* **DIRECTIVE**:
In the listing that follows, count each line where the word "其他支出" appears; write nothing but the count.
--
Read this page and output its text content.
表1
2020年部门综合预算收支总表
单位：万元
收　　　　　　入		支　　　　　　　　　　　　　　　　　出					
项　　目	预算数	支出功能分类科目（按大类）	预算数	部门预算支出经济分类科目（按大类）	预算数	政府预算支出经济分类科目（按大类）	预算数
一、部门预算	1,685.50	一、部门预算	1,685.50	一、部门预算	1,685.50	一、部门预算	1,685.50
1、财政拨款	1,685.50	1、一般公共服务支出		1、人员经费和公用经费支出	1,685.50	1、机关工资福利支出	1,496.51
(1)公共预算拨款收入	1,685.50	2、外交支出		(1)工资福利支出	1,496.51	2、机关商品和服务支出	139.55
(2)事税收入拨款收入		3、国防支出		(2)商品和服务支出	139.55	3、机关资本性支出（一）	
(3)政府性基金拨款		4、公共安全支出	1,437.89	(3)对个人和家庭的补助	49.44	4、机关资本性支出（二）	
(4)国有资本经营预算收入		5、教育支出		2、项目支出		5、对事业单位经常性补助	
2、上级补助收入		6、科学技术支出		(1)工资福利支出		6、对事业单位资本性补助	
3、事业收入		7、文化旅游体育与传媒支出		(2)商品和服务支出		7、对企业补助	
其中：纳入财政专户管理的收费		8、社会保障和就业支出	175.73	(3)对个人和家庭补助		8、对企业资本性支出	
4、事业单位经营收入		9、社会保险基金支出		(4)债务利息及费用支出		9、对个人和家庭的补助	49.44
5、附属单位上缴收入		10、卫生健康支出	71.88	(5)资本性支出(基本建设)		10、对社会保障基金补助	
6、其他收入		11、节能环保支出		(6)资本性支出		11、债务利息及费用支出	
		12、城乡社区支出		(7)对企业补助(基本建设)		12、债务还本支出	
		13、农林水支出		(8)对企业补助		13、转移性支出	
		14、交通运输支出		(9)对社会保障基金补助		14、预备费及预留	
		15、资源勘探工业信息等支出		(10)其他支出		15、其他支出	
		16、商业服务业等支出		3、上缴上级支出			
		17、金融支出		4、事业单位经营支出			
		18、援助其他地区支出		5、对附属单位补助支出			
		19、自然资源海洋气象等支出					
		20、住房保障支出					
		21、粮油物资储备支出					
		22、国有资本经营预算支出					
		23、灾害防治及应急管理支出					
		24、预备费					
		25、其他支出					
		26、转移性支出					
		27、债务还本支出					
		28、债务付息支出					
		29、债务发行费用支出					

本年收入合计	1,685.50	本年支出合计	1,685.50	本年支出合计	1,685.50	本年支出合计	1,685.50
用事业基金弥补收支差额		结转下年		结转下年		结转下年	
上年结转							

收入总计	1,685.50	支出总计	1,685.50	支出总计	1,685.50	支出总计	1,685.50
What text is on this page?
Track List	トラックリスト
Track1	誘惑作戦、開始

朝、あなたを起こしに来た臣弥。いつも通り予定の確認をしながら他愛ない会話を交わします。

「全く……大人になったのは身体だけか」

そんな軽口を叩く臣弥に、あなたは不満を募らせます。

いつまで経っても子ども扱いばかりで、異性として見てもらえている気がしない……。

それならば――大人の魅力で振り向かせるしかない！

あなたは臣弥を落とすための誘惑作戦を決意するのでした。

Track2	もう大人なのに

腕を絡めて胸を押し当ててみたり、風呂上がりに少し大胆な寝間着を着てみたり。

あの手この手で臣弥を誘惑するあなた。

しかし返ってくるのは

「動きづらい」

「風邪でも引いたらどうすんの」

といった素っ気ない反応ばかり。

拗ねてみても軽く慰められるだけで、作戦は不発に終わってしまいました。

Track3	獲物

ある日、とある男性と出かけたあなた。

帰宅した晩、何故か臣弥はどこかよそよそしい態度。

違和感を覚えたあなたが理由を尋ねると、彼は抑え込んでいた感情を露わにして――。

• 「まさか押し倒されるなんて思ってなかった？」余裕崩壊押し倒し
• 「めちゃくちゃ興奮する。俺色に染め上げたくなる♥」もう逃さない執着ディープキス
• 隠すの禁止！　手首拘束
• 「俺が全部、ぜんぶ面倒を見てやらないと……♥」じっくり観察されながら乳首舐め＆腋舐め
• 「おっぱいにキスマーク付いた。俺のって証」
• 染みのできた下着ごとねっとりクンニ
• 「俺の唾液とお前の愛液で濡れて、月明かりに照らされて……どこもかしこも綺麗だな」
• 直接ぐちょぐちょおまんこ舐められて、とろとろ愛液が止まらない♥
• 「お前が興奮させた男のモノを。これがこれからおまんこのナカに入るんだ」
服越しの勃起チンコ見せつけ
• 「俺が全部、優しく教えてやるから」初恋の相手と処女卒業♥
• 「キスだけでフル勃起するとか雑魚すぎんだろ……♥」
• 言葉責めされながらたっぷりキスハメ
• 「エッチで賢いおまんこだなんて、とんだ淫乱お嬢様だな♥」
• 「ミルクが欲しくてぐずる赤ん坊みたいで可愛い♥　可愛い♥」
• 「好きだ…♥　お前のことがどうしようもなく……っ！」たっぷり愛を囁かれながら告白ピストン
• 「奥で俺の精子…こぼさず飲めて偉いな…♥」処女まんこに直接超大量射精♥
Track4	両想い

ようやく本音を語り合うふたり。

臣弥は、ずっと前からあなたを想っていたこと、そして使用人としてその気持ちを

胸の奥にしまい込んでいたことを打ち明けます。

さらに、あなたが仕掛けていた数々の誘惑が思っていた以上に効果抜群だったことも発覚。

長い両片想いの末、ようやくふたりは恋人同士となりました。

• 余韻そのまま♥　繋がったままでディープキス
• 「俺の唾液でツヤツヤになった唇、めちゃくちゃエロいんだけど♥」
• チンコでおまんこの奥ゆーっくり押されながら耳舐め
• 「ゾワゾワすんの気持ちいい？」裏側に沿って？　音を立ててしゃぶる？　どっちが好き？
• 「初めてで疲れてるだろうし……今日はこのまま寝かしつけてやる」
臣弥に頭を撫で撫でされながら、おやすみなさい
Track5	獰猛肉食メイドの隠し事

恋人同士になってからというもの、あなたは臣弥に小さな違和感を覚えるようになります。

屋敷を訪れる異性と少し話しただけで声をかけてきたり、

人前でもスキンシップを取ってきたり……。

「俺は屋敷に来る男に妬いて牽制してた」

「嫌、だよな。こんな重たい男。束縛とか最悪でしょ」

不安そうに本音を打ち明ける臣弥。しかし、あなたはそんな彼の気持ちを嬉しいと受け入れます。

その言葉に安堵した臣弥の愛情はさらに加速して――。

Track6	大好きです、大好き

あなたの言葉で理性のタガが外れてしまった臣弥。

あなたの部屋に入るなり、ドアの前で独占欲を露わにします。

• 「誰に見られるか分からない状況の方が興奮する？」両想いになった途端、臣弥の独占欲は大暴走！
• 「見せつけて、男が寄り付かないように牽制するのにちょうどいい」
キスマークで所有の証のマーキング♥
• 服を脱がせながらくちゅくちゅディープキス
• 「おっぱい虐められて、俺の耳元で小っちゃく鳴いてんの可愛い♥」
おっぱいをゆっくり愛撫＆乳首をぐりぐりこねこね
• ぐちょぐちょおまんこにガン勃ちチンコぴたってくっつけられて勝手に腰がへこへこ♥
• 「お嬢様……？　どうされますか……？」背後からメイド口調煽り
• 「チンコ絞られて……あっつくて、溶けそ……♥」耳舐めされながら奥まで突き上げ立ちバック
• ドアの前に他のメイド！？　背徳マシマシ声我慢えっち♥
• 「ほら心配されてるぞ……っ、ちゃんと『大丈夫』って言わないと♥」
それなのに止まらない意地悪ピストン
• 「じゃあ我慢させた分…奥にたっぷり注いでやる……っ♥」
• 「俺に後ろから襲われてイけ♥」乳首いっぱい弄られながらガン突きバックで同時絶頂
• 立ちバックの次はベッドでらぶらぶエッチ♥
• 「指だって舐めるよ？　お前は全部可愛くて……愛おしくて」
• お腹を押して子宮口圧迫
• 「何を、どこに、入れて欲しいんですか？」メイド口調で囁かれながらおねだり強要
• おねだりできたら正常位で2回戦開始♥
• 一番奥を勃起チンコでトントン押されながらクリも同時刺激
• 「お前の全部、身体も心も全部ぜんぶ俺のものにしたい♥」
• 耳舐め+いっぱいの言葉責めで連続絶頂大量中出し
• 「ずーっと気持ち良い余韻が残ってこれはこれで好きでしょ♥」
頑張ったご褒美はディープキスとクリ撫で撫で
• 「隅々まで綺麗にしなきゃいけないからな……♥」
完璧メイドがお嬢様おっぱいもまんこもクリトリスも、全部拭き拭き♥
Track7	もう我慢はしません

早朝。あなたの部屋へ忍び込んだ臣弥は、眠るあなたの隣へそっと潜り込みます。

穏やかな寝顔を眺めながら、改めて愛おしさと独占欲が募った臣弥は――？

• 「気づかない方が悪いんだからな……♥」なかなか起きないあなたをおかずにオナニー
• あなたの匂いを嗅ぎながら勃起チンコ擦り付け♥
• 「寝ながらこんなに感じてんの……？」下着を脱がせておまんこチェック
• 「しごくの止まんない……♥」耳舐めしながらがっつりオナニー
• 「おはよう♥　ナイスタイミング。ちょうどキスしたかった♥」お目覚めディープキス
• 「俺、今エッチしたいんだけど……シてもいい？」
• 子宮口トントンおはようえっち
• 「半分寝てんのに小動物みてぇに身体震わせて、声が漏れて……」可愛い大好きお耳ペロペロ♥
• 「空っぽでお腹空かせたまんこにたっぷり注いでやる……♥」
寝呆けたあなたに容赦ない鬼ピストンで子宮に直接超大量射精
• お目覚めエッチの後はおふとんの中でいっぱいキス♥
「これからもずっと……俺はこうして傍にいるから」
--
* **SOLUTION TO THIS PROBLEM**:
2